┌────────

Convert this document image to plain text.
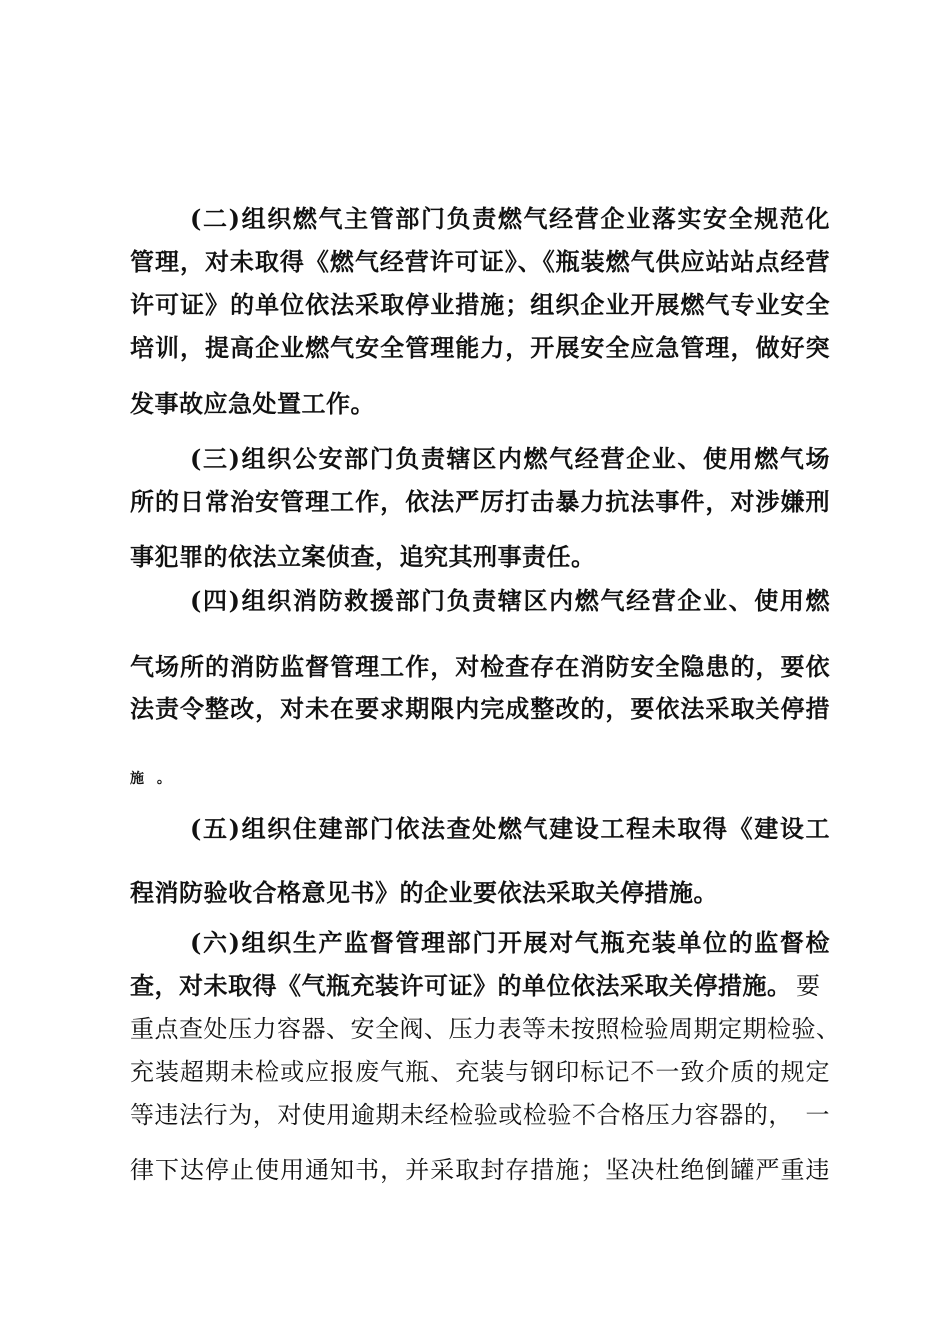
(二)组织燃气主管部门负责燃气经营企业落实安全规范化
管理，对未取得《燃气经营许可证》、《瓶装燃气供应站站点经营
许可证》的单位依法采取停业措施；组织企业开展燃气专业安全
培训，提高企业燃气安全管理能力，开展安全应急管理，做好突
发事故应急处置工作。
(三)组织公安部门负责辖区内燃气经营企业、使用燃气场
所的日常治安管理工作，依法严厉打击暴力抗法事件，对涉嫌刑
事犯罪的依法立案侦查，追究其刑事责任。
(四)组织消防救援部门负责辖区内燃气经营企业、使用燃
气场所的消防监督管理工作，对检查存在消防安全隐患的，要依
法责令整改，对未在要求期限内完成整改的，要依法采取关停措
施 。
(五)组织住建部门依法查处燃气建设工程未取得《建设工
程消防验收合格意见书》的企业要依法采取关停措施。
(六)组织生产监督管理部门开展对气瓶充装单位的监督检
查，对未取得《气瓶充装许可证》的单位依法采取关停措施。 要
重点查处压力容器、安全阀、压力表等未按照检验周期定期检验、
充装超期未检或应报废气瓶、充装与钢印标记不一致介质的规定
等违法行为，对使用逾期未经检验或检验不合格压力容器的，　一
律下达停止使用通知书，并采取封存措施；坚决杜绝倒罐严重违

└────────
┌────────

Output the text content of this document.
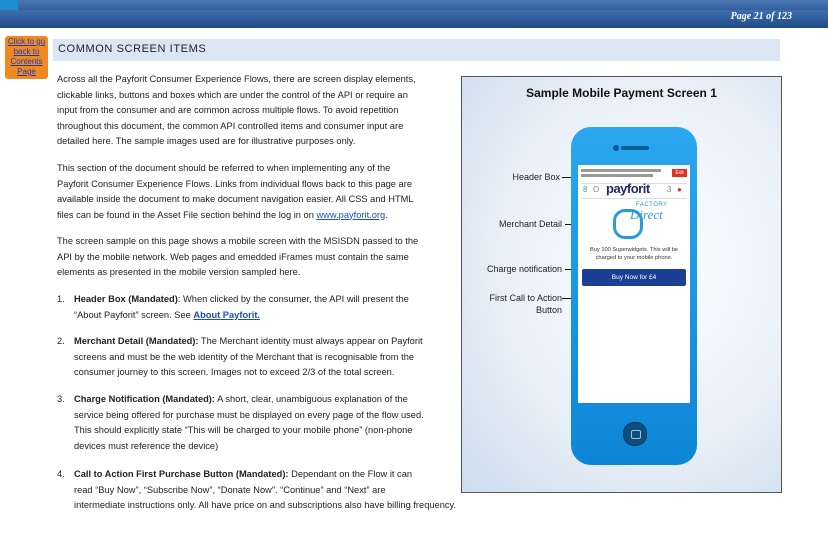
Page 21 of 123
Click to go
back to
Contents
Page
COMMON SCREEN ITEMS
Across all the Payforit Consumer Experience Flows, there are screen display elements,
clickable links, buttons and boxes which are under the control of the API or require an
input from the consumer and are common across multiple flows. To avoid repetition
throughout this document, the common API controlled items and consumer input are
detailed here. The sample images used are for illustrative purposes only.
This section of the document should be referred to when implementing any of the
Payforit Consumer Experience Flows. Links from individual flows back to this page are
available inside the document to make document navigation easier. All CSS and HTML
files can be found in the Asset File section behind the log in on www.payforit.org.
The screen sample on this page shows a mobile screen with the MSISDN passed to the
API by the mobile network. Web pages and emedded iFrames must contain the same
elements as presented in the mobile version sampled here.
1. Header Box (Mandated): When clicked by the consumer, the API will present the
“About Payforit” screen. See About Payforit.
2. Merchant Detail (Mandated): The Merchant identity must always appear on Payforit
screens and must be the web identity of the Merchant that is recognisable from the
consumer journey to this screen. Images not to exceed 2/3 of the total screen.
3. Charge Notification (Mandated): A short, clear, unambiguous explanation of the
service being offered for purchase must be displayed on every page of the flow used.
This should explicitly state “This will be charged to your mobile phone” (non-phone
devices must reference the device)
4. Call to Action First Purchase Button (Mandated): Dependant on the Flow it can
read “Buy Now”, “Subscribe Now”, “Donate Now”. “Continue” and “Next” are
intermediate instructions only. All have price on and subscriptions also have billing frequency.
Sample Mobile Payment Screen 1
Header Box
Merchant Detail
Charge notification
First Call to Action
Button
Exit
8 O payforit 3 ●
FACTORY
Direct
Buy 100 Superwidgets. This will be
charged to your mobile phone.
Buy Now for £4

└────────
┌────────

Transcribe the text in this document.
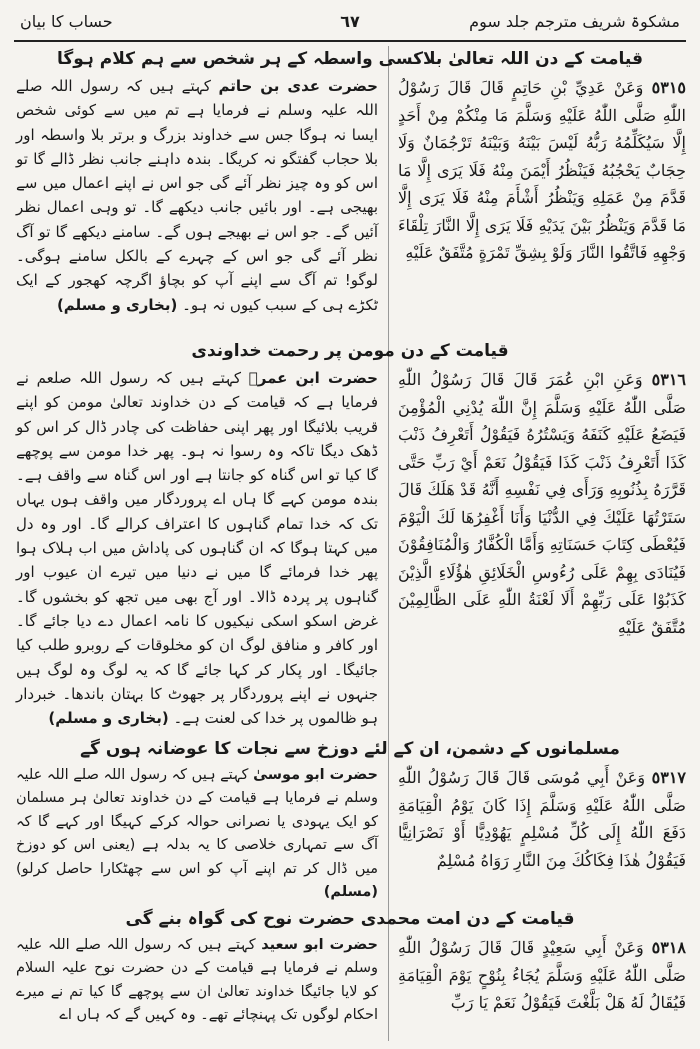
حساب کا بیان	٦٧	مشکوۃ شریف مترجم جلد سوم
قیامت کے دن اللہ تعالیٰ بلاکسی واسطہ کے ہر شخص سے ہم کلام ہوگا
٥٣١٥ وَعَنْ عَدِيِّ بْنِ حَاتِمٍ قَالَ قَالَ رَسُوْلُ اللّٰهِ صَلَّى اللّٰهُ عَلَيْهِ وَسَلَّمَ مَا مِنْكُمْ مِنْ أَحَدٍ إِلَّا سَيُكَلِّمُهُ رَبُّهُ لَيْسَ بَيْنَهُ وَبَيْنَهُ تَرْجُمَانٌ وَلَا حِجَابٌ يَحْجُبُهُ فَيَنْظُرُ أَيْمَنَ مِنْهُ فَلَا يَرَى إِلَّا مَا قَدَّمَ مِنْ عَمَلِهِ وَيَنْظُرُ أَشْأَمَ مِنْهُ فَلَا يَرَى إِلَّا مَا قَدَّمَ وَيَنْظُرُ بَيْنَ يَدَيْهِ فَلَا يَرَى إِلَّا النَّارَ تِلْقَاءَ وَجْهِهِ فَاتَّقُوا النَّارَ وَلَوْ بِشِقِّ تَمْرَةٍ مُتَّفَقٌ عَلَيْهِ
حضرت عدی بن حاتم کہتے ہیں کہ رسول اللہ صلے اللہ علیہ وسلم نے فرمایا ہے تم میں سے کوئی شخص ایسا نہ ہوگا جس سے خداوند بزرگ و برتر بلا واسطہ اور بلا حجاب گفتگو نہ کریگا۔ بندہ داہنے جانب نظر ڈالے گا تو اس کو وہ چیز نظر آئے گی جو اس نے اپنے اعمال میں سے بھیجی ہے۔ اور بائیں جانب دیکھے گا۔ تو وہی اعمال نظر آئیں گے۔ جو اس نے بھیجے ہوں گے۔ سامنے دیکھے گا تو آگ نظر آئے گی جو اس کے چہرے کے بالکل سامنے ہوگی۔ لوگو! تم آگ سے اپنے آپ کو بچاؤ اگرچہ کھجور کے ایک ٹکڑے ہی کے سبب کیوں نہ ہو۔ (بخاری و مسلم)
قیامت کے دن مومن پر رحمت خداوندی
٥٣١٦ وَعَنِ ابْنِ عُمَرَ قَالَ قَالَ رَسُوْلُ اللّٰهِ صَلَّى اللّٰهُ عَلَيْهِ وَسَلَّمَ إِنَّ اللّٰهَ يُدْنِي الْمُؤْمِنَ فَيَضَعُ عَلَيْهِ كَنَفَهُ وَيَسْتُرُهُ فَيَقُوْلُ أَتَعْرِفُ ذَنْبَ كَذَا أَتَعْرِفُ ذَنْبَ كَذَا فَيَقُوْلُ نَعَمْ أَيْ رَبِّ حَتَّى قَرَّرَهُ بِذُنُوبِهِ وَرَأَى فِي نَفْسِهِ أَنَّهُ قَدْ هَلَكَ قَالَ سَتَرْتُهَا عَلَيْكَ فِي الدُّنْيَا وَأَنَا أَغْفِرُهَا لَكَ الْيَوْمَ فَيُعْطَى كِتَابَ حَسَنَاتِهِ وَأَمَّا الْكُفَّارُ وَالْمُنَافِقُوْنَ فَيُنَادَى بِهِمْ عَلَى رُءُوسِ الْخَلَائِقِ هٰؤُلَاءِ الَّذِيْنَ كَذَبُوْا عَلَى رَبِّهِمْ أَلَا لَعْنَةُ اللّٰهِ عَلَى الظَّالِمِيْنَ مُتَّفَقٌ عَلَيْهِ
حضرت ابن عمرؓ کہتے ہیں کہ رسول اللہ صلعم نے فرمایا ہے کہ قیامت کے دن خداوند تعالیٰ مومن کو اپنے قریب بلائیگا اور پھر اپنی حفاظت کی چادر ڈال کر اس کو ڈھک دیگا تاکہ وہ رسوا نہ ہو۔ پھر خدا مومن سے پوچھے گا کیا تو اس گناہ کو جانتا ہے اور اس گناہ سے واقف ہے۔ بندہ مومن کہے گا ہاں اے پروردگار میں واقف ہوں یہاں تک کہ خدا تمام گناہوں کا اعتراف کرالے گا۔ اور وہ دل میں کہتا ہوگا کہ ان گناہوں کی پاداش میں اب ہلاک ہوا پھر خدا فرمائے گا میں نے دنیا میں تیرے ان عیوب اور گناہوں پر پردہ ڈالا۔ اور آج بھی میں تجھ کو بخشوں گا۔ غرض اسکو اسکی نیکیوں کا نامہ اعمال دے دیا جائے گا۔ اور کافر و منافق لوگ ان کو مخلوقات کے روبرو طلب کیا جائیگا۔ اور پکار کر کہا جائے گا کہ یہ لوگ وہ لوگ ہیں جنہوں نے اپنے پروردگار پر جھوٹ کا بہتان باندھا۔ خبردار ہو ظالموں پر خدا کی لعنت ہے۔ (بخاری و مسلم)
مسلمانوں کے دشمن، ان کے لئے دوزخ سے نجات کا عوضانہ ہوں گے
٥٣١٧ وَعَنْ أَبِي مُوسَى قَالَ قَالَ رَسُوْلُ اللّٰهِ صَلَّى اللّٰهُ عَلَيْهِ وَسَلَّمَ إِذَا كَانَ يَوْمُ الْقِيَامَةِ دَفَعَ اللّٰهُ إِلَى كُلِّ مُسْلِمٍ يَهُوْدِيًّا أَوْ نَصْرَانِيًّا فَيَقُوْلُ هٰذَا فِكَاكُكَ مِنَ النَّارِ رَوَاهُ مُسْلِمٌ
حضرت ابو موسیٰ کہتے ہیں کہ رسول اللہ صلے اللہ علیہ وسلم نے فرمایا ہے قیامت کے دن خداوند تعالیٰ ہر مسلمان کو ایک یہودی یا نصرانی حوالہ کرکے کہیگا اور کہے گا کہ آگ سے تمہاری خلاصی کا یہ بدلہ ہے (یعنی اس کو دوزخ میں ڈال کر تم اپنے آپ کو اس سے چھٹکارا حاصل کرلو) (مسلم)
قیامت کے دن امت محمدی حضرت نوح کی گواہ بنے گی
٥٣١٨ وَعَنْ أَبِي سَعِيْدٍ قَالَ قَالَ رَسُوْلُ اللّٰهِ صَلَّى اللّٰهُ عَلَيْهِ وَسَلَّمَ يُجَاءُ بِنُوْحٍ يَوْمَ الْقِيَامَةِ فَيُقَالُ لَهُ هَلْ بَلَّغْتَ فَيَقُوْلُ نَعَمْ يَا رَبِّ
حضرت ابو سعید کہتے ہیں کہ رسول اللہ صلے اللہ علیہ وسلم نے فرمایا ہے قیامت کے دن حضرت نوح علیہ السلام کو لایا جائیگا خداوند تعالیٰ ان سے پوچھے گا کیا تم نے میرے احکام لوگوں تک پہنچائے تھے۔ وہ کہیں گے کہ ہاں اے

└────────

Pull out every line holding "document" from the records above, and copy it.

Finished task:
Convert this document image to plain text.
Output the text content of this document.
throughout this document, the common API controlled items and consumer input are
This section of the document should be referred to when implementing any of the
available inside the document to make document navigation easier. All CSS and HTML
Transcribe the text in this document.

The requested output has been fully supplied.